▶ **Stated exercise**
Lines containing the string "selected" are to be counted. Write only how many there are.

▶ **Input for this task**
---
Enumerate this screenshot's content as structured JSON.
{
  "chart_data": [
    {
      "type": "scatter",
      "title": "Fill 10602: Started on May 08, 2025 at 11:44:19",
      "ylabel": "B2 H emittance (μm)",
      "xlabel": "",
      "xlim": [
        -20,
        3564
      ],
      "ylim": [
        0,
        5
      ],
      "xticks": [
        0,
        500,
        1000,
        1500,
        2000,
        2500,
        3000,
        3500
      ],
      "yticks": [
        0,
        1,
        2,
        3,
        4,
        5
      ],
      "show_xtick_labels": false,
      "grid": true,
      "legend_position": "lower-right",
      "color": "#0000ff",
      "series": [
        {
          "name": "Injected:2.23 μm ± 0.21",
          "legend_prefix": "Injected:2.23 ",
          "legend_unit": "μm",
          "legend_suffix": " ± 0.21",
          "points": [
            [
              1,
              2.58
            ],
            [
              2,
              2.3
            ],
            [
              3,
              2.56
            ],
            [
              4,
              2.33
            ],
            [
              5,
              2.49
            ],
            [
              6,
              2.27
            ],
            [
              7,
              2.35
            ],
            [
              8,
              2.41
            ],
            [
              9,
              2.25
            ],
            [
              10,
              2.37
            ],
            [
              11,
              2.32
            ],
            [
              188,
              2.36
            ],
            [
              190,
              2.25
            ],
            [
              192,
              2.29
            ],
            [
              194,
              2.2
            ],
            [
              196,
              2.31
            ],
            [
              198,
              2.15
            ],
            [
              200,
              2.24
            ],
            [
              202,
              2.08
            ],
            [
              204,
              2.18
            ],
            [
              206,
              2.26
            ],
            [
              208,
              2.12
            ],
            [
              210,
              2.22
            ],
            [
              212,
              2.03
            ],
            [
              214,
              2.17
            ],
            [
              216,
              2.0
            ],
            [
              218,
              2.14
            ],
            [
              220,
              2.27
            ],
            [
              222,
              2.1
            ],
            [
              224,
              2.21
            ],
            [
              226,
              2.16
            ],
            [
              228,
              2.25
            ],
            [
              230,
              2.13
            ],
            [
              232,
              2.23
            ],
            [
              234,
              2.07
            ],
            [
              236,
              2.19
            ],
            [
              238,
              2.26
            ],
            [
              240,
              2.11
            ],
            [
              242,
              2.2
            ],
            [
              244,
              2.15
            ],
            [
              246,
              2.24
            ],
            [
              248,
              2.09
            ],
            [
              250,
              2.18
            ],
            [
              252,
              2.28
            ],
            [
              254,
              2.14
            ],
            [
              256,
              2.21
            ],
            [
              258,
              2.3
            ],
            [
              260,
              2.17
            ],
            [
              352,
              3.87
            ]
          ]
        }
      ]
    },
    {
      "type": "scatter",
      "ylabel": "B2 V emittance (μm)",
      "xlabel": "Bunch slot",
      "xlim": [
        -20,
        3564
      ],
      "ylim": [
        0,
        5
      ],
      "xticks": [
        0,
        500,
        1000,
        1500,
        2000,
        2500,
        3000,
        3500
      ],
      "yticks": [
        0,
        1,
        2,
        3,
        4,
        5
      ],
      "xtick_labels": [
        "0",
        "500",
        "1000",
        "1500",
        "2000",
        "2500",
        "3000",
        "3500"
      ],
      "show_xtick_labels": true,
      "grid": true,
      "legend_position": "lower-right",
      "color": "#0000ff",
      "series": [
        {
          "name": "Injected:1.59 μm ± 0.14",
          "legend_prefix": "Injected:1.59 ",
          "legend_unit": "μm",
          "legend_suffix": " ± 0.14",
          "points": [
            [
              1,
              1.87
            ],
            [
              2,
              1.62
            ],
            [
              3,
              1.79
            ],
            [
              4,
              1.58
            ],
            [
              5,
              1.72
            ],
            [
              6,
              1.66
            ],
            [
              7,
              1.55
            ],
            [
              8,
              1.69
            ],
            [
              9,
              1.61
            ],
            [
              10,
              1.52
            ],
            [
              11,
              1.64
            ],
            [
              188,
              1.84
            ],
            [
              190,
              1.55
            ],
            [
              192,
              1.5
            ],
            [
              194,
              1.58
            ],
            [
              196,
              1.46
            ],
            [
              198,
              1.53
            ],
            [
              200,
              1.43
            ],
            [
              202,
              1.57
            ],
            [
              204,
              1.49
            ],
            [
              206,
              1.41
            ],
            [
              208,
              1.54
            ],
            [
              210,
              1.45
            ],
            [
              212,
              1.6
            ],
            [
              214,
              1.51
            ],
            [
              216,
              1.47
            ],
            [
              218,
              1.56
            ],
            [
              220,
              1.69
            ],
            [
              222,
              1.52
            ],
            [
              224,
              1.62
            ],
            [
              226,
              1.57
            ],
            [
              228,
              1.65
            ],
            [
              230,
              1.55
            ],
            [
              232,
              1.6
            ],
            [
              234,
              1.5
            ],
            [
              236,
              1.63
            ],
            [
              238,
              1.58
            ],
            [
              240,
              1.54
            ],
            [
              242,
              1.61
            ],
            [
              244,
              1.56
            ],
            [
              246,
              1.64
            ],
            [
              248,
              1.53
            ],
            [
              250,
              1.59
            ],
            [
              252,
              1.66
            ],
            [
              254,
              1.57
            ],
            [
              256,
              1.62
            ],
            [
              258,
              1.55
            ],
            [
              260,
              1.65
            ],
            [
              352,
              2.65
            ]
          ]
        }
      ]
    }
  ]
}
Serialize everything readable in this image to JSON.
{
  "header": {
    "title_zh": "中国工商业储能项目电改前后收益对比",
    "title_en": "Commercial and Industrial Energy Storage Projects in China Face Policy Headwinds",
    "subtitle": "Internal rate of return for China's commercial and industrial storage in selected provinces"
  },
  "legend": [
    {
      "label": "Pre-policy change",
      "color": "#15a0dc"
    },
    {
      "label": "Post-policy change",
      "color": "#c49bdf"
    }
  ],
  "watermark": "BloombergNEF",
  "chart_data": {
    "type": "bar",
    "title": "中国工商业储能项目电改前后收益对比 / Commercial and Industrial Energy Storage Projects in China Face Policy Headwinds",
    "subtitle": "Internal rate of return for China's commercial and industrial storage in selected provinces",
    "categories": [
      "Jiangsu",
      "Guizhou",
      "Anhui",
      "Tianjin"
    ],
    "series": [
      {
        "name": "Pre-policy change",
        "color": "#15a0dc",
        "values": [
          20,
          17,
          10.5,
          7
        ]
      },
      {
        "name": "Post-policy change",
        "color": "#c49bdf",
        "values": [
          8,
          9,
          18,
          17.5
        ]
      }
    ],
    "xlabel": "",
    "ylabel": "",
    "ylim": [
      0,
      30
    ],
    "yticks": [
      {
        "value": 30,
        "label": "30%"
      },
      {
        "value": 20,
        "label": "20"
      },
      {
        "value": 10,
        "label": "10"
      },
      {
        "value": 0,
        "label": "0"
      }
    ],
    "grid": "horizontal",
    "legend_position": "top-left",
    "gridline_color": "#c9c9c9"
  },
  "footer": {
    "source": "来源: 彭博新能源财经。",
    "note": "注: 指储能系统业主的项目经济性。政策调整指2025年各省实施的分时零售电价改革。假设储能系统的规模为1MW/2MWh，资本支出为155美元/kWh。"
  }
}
---
▶ **Task answer**
2